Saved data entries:
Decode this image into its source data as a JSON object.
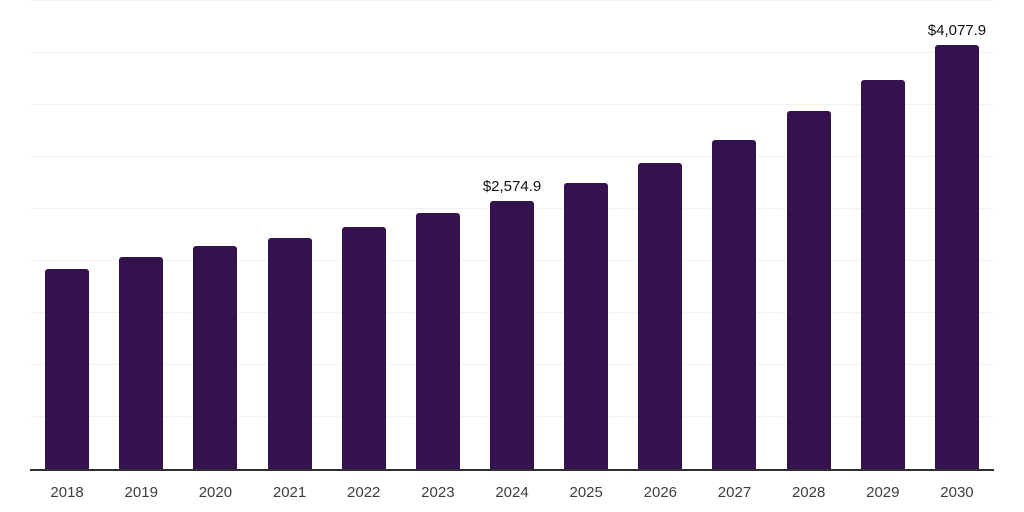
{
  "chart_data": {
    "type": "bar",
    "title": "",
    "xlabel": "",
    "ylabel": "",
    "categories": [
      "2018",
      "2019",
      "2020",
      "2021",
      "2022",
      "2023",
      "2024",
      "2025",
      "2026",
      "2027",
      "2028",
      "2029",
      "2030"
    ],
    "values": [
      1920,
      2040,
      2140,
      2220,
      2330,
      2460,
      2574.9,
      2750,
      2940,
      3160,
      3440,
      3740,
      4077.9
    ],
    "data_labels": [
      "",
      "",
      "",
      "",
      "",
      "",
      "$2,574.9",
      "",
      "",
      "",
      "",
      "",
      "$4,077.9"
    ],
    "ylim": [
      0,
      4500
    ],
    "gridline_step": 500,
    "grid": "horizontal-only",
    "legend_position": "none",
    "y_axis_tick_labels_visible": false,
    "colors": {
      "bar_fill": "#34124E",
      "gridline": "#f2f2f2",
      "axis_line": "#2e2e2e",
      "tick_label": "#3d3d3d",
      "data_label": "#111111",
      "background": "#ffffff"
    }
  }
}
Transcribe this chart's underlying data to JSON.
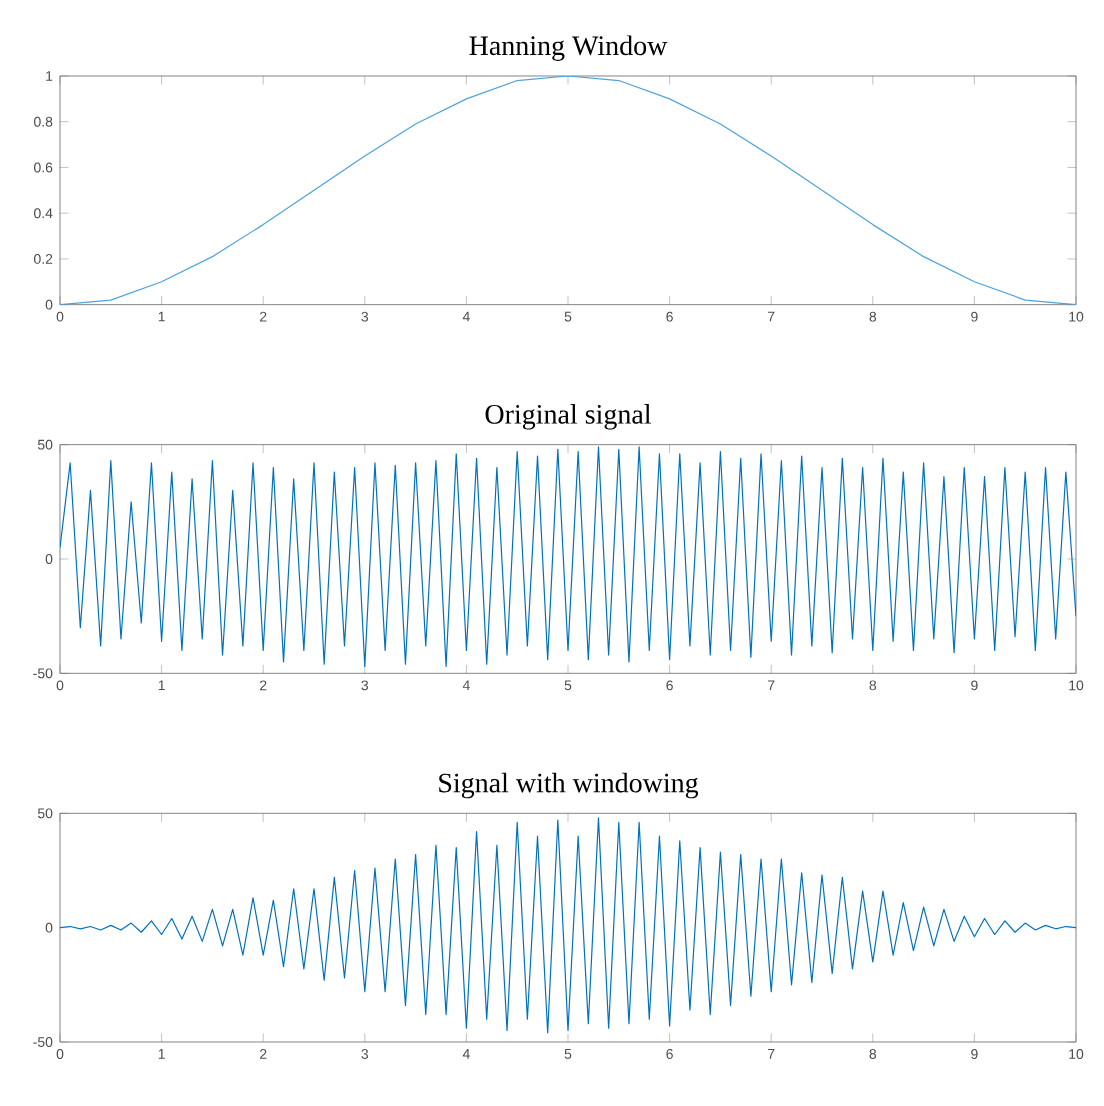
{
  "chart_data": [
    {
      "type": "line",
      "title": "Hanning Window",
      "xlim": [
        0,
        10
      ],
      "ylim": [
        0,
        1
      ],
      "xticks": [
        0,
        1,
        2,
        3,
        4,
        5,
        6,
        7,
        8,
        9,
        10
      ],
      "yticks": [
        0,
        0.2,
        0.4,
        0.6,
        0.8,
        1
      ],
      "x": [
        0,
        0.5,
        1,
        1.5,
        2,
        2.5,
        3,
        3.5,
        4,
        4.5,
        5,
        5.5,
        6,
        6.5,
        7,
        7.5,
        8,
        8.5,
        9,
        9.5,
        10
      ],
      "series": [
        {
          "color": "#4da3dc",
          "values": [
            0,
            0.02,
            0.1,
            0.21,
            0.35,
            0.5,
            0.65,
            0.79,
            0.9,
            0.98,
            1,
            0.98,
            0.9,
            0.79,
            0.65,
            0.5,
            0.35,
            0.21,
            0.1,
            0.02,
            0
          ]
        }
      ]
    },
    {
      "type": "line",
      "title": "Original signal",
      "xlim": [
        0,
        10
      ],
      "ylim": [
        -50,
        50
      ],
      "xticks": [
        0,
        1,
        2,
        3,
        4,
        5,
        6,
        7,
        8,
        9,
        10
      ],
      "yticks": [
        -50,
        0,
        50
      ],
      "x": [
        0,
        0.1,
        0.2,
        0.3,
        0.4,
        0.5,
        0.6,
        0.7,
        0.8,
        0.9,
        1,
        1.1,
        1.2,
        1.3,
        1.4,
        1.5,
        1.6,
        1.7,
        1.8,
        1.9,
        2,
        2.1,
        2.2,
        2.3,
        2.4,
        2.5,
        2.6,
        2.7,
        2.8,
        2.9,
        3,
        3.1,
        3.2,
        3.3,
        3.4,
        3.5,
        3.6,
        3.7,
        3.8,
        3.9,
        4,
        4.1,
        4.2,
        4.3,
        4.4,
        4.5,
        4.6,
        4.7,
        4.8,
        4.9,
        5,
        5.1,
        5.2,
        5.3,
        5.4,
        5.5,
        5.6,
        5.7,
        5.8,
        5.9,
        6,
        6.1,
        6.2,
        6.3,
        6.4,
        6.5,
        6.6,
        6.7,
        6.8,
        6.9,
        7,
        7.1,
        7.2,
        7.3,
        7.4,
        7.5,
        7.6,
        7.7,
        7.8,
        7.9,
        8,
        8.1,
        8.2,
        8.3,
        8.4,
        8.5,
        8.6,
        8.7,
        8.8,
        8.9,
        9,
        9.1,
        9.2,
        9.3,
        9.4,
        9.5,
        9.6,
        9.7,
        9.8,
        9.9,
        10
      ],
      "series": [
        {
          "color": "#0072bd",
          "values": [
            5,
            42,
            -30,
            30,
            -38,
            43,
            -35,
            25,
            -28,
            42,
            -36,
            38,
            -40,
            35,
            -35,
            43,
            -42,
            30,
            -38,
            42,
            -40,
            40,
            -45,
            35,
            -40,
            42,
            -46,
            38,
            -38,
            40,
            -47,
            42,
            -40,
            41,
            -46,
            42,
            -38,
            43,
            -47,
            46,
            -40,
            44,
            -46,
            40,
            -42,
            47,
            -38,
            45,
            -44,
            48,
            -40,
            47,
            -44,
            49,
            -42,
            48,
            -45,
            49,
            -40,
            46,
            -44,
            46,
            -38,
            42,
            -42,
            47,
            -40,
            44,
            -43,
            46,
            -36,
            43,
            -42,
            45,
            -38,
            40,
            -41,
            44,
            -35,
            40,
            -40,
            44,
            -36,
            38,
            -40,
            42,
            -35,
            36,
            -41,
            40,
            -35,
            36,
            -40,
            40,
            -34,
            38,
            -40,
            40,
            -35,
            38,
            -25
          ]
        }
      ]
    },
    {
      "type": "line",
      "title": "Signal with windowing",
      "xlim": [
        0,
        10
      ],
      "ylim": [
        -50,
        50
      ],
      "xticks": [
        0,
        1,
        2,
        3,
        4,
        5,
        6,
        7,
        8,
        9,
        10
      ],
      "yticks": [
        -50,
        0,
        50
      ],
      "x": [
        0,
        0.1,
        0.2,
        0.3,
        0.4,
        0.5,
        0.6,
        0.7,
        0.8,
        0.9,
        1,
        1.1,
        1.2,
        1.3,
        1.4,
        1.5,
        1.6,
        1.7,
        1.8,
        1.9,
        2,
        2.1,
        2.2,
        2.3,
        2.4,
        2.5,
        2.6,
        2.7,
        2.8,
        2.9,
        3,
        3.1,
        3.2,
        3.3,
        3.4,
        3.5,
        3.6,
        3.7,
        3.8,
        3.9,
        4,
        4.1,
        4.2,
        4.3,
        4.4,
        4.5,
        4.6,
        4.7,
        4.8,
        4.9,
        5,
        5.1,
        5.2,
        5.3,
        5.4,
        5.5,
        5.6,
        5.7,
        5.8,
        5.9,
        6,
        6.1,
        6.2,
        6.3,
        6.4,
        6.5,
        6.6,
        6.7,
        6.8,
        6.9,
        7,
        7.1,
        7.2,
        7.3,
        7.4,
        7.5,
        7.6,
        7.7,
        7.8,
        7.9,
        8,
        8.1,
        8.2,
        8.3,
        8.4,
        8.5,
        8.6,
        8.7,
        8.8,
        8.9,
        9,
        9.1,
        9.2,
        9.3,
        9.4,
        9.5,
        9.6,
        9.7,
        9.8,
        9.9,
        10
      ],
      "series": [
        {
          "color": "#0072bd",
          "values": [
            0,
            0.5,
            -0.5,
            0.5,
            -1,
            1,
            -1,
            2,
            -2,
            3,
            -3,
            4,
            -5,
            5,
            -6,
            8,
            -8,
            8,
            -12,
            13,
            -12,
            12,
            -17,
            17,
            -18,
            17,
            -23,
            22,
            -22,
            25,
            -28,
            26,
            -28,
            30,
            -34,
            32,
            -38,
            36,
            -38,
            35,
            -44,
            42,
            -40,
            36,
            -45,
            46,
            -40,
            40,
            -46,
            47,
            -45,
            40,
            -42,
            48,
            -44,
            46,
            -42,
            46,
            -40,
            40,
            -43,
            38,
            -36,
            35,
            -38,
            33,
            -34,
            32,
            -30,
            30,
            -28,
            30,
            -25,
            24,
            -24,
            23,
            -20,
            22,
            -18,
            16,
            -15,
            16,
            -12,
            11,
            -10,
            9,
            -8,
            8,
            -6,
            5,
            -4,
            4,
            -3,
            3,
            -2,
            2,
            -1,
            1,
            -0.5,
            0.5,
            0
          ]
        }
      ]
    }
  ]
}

* **TASK OBJECTIVE**
Search the data for "this". Copy every line that has it.

* **ANSWER TO THE PROBLEM**
Decode this image into its source data as a JSON object.
Transcribe this chart's underlying data to JSON.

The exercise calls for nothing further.